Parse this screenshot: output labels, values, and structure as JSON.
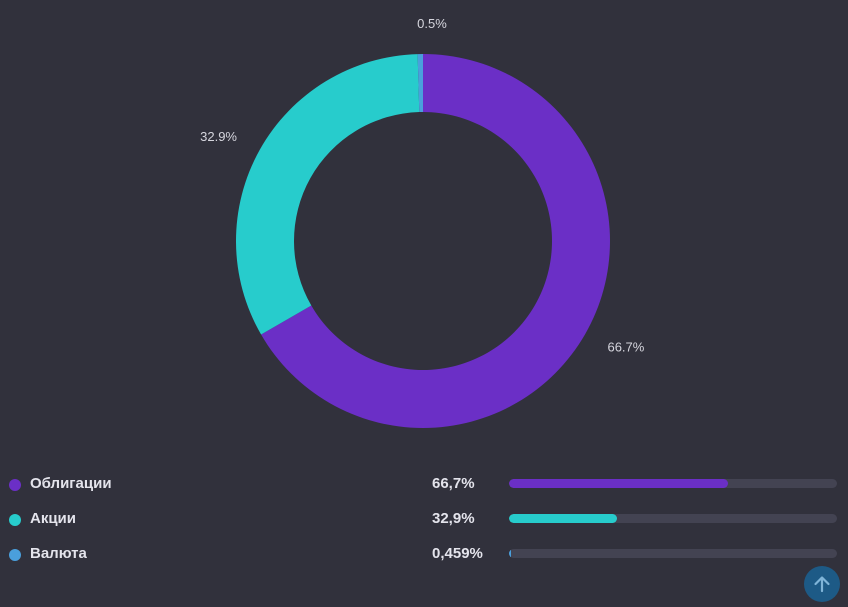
{
  "chart_data": {
    "type": "pie",
    "donut": true,
    "slices": [
      {
        "name": "Облигации",
        "value": 66.7,
        "label": "66.7%",
        "color": "#6b2fc6"
      },
      {
        "name": "Акции",
        "value": 32.9,
        "label": "32.9%",
        "color": "#27cccc"
      },
      {
        "name": "Валюта",
        "value": 0.459,
        "label": "0.5%",
        "color": "#4a9fdc"
      }
    ],
    "start_angle": "top, clockwise"
  },
  "legend": {
    "items": [
      {
        "name": "Облигации",
        "value": "66,7%",
        "percent": 66.7,
        "color": "#6b2fc6"
      },
      {
        "name": "Акции",
        "value": "32,9%",
        "percent": 32.9,
        "color": "#27cccc"
      },
      {
        "name": "Валюта",
        "value": "0,459%",
        "percent": 0.459,
        "color": "#4a9fdc"
      }
    ]
  },
  "scroll_top": {
    "icon": "arrow-up-icon"
  },
  "colors": {
    "background": "#31313c",
    "track": "#434352",
    "scroll_button": "#1d5a86"
  }
}
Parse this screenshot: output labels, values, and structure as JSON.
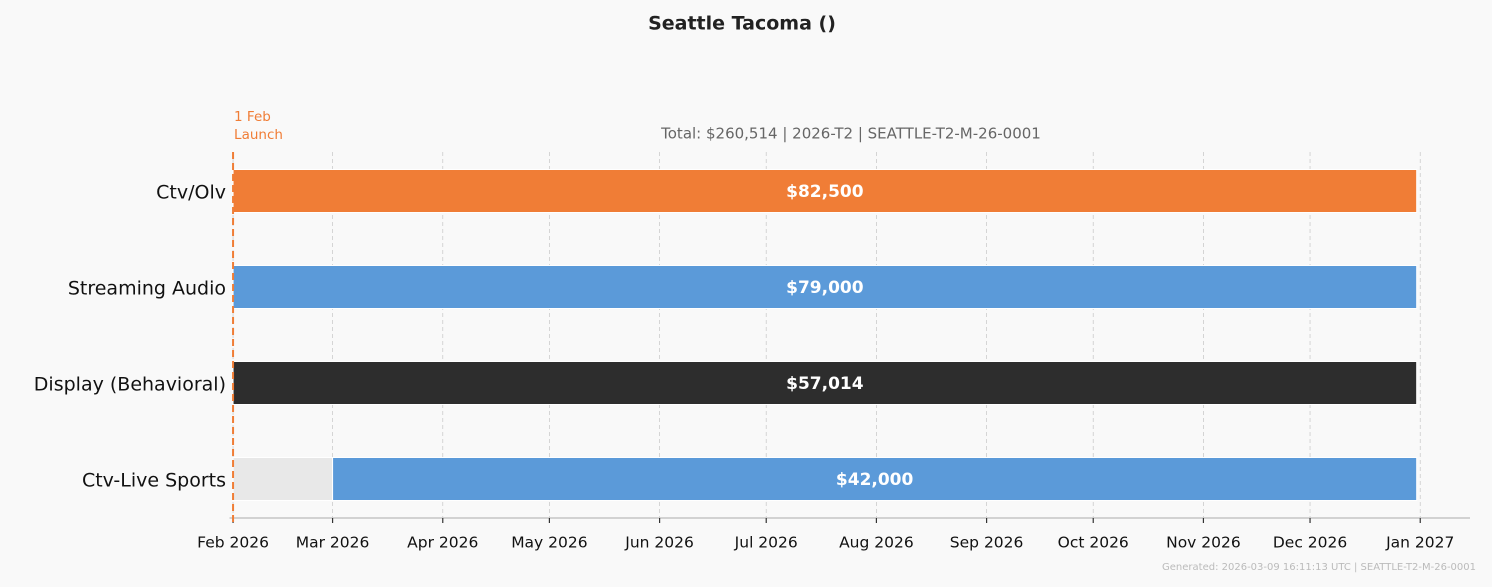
{
  "chart_data": {
    "type": "gantt",
    "title": "Seattle Tacoma ()",
    "subtitle": "Total: $260,514  |  2026-T2  |  SEATTLE-T2-M-26-0001",
    "footer": "Generated: 2026-03-09 16:11:13 UTC  |  SEATTLE-T2-M-26-0001",
    "marker": {
      "date": "2026-02-01",
      "label": [
        "1 Feb",
        "Launch"
      ],
      "color": "#f07d36"
    },
    "rows": [
      {
        "name": "Ctv/Olv",
        "segments": [
          {
            "start": "2026-02-01",
            "end": "2026-12-31",
            "color": "#f07d36",
            "value": 82500,
            "value_label": "$82,500"
          }
        ]
      },
      {
        "name": "Streaming Audio",
        "segments": [
          {
            "start": "2026-02-01",
            "end": "2026-12-31",
            "color": "#5b9ad9",
            "value": 79000,
            "value_label": "$79,000"
          }
        ]
      },
      {
        "name": "Display (Behavioral)",
        "segments": [
          {
            "start": "2026-02-01",
            "end": "2026-12-31",
            "color": "#2d2d2d",
            "value": 57014,
            "value_label": "$57,014"
          }
        ]
      },
      {
        "name": "Ctv-Live Sports",
        "segments": [
          {
            "start": "2026-02-01",
            "end": "2026-03-01",
            "color": "#e8e8e8"
          },
          {
            "start": "2026-03-01",
            "end": "2026-12-31",
            "color": "#5b9ad9",
            "value": 42000,
            "value_label": "$42,000"
          }
        ]
      }
    ],
    "xlim": [
      "2026-01-31",
      "2027-01-15"
    ],
    "xticks": [
      {
        "value": "2026-02-01",
        "label": "Feb 2026"
      },
      {
        "value": "2026-03-01",
        "label": "Mar 2026"
      },
      {
        "value": "2026-04-01",
        "label": "Apr 2026"
      },
      {
        "value": "2026-05-01",
        "label": "May 2026"
      },
      {
        "value": "2026-06-01",
        "label": "Jun 2026"
      },
      {
        "value": "2026-07-01",
        "label": "Jul 2026"
      },
      {
        "value": "2026-08-01",
        "label": "Aug 2026"
      },
      {
        "value": "2026-09-01",
        "label": "Sep 2026"
      },
      {
        "value": "2026-10-01",
        "label": "Oct 2026"
      },
      {
        "value": "2026-11-01",
        "label": "Nov 2026"
      },
      {
        "value": "2026-12-01",
        "label": "Dec 2026"
      },
      {
        "value": "2027-01-01",
        "label": "Jan 2027"
      }
    ],
    "grid": true
  }
}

^^^^^^^^^^^^^^^^

● Aim
Quote the data above in full and without alteration; skip the pictures.

● Exercise solution
Parse this screenshot: output labels, values, and structure as JSON.
{
  "chart_data": {
    "type": "pie",
    "donut": true,
    "slices": [
      {
        "name": "Облигации",
        "value": 66.7,
        "label": "66.7%",
        "color": "#6b2fc6"
      },
      {
        "name": "Акции",
        "value": 32.9,
        "label": "32.9%",
        "color": "#27cccc"
      },
      {
        "name": "Валюта",
        "value": 0.459,
        "label": "0.5%",
        "color": "#4a9fdc"
      }
    ],
    "start_angle": "top, clockwise"
  },
  "legend": {
    "items": [
      {
        "name": "Облигации",
        "value": "66,7%",
        "percent": 66.7,
        "color": "#6b2fc6"
      },
      {
        "name": "Акции",
        "value": "32,9%",
        "percent": 32.9,
        "color": "#27cccc"
      },
      {
        "name": "Валюта",
        "value": "0,459%",
        "percent": 0.459,
        "color": "#4a9fdc"
      }
    ]
  },
  "scroll_top": {
    "icon": "arrow-up-icon"
  },
  "colors": {
    "background": "#31313c",
    "track": "#434352",
    "scroll_button": "#1d5a86"
  }
}
Parse this screenshot: output labels, values, and structure as JSON.
{
  "chart_data": {
    "type": "gantt",
    "title": "Seattle Tacoma ()",
    "subtitle": "Total: $260,514  |  2026-T2  |  SEATTLE-T2-M-26-0001",
    "footer": "Generated: 2026-03-09 16:11:13 UTC  |  SEATTLE-T2-M-26-0001",
    "marker": {
      "date": "2026-02-01",
      "label": [
        "1 Feb",
        "Launch"
      ],
      "color": "#f07d36"
    },
    "rows": [
      {
        "name": "Ctv/Olv",
        "segments": [
          {
            "start": "2026-02-01",
            "end": "2026-12-31",
            "color": "#f07d36",
            "value": 82500,
            "value_label": "$82,500"
          }
        ]
      },
      {
        "name": "Streaming Audio",
        "segments": [
          {
            "start": "2026-02-01",
            "end": "2026-12-31",
            "color": "#5b9ad9",
            "value": 79000,
            "value_label": "$79,000"
          }
        ]
      },
      {
        "name": "Display (Behavioral)",
        "segments": [
          {
            "start": "2026-02-01",
            "end": "2026-12-31",
            "color": "#2d2d2d",
            "value": 57014,
            "value_label": "$57,014"
          }
        ]
      },
      {
        "name": "Ctv-Live Sports",
        "segments": [
          {
            "start": "2026-02-01",
            "end": "2026-03-01",
            "color": "#e8e8e8"
          },
          {
            "start": "2026-03-01",
            "end": "2026-12-31",
            "color": "#5b9ad9",
            "value": 42000,
            "value_label": "$42,000"
          }
        ]
      }
    ],
    "xlim": [
      "2026-01-31",
      "2027-01-15"
    ],
    "xticks": [
      {
        "value": "2026-02-01",
        "label": "Feb 2026"
      },
      {
        "value": "2026-03-01",
        "label": "Mar 2026"
      },
      {
        "value": "2026-04-01",
        "label": "Apr 2026"
      },
      {
        "value": "2026-05-01",
        "label": "May 2026"
      },
      {
        "value": "2026-06-01",
        "label": "Jun 2026"
      },
      {
        "value": "2026-07-01",
        "label": "Jul 2026"
      },
      {
        "value": "2026-08-01",
        "label": "Aug 2026"
      },
      {
        "value": "2026-09-01",
        "label": "Sep 2026"
      },
      {
        "value": "2026-10-01",
        "label": "Oct 2026"
      },
      {
        "value": "2026-11-01",
        "label": "Nov 2026"
      },
      {
        "value": "2026-12-01",
        "label": "Dec 2026"
      },
      {
        "value": "2027-01-01",
        "label": "Jan 2027"
      }
    ],
    "grid": true
  }
}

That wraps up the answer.